** START MATERIAL FOR THIS TASK **
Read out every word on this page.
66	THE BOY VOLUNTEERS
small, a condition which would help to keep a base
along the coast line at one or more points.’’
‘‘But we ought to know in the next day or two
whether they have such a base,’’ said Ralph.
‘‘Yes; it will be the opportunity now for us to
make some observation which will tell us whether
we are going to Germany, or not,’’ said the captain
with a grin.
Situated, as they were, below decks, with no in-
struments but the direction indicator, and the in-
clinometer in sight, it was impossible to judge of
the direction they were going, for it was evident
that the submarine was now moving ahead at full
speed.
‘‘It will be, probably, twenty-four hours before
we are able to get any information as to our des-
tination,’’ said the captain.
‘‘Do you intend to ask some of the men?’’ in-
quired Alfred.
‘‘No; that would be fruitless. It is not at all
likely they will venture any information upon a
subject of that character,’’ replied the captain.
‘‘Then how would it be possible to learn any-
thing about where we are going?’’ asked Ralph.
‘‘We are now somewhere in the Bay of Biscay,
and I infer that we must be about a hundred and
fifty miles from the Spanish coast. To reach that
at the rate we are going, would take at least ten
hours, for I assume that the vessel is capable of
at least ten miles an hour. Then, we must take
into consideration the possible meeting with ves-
** END MATERIAL FOR THIS TASK **
** START MATERIAL FOR THIS TASK **
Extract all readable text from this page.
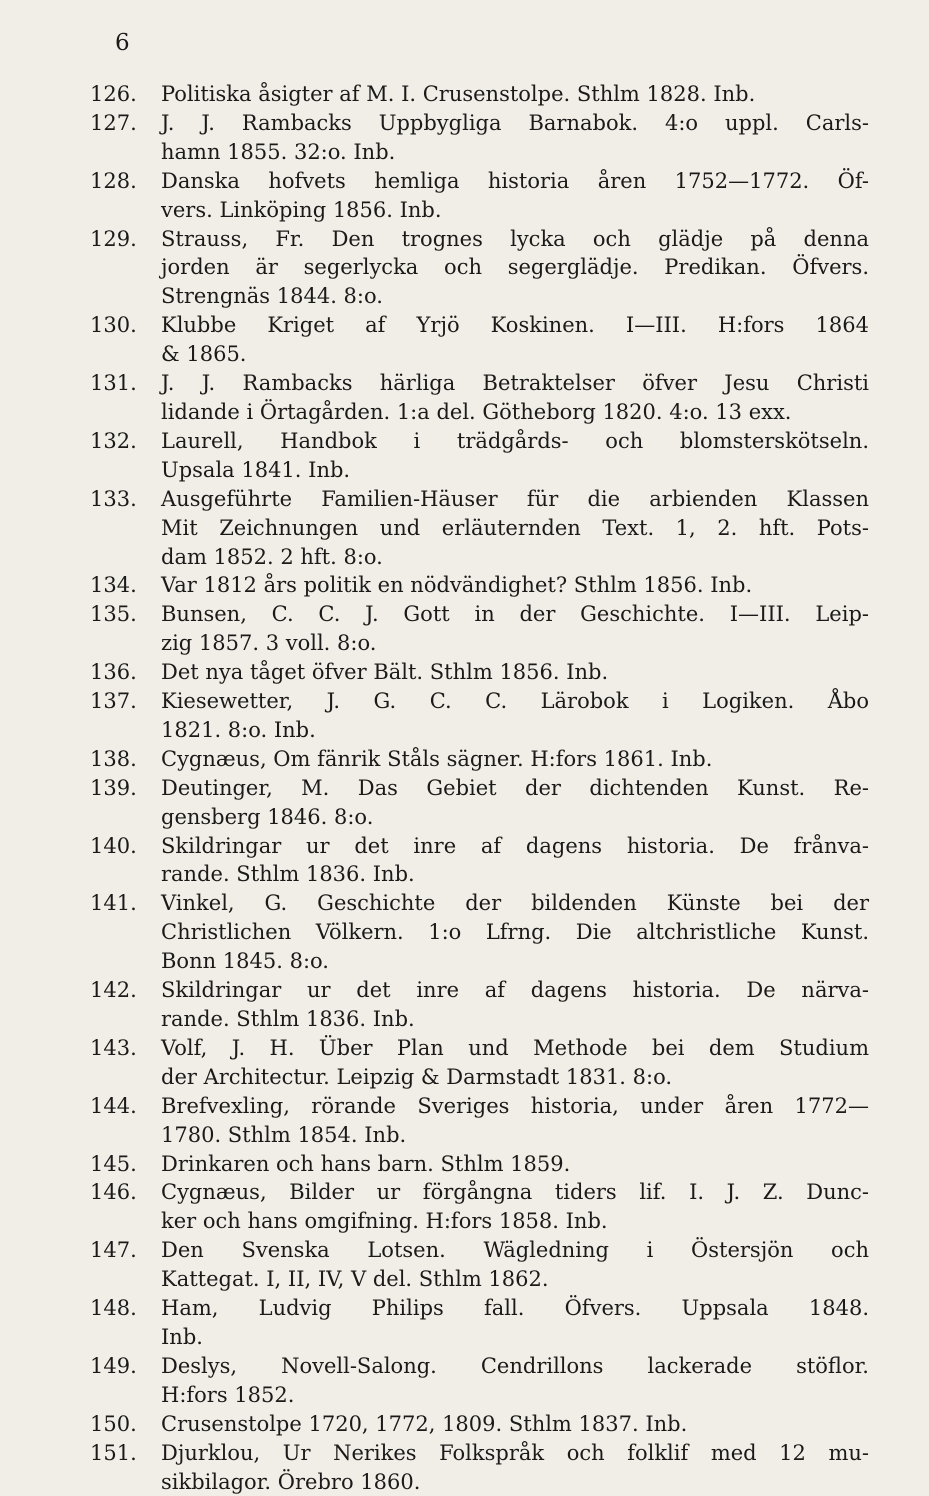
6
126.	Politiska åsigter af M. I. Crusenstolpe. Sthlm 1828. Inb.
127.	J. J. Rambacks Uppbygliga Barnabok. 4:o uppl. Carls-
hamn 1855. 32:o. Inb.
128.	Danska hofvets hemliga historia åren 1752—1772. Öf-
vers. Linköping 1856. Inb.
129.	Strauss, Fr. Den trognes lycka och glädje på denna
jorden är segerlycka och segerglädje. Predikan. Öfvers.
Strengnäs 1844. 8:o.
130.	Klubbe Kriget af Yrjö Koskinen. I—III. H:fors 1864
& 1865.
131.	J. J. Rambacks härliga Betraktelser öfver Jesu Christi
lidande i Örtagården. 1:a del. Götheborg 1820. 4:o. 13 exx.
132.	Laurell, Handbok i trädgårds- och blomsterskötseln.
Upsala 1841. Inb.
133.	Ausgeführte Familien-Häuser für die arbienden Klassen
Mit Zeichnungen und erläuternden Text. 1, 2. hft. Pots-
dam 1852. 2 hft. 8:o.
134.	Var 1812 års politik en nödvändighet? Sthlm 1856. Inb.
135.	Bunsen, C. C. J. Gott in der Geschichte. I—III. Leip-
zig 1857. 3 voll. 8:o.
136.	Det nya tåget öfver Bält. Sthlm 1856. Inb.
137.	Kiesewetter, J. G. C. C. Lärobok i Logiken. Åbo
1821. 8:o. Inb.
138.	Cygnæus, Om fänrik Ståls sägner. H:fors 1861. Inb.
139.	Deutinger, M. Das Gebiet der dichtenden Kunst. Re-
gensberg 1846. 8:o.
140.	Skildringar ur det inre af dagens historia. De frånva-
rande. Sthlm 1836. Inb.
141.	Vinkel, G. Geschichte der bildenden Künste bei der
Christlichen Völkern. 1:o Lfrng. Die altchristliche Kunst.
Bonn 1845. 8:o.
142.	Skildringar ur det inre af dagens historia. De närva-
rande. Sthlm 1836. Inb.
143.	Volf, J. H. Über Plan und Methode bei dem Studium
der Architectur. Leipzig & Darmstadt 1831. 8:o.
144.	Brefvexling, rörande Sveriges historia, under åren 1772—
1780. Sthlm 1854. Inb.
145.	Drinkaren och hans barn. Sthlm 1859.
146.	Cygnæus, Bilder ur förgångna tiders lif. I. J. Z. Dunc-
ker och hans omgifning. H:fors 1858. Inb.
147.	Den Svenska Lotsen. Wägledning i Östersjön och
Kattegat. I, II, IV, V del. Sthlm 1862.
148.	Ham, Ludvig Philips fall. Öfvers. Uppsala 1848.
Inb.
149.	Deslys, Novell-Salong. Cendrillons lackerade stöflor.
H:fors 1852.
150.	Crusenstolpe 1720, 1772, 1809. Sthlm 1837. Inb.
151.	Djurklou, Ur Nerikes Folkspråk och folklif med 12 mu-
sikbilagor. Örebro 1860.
** END MATERIAL FOR THIS TASK **
**GIVEN TASK**.
Select and copy every line from the records that includes the word "hours".

**FINAL RESULT**.
‘‘It will be, probably, twenty-four hours before
hours, for I assume that the vessel is capable of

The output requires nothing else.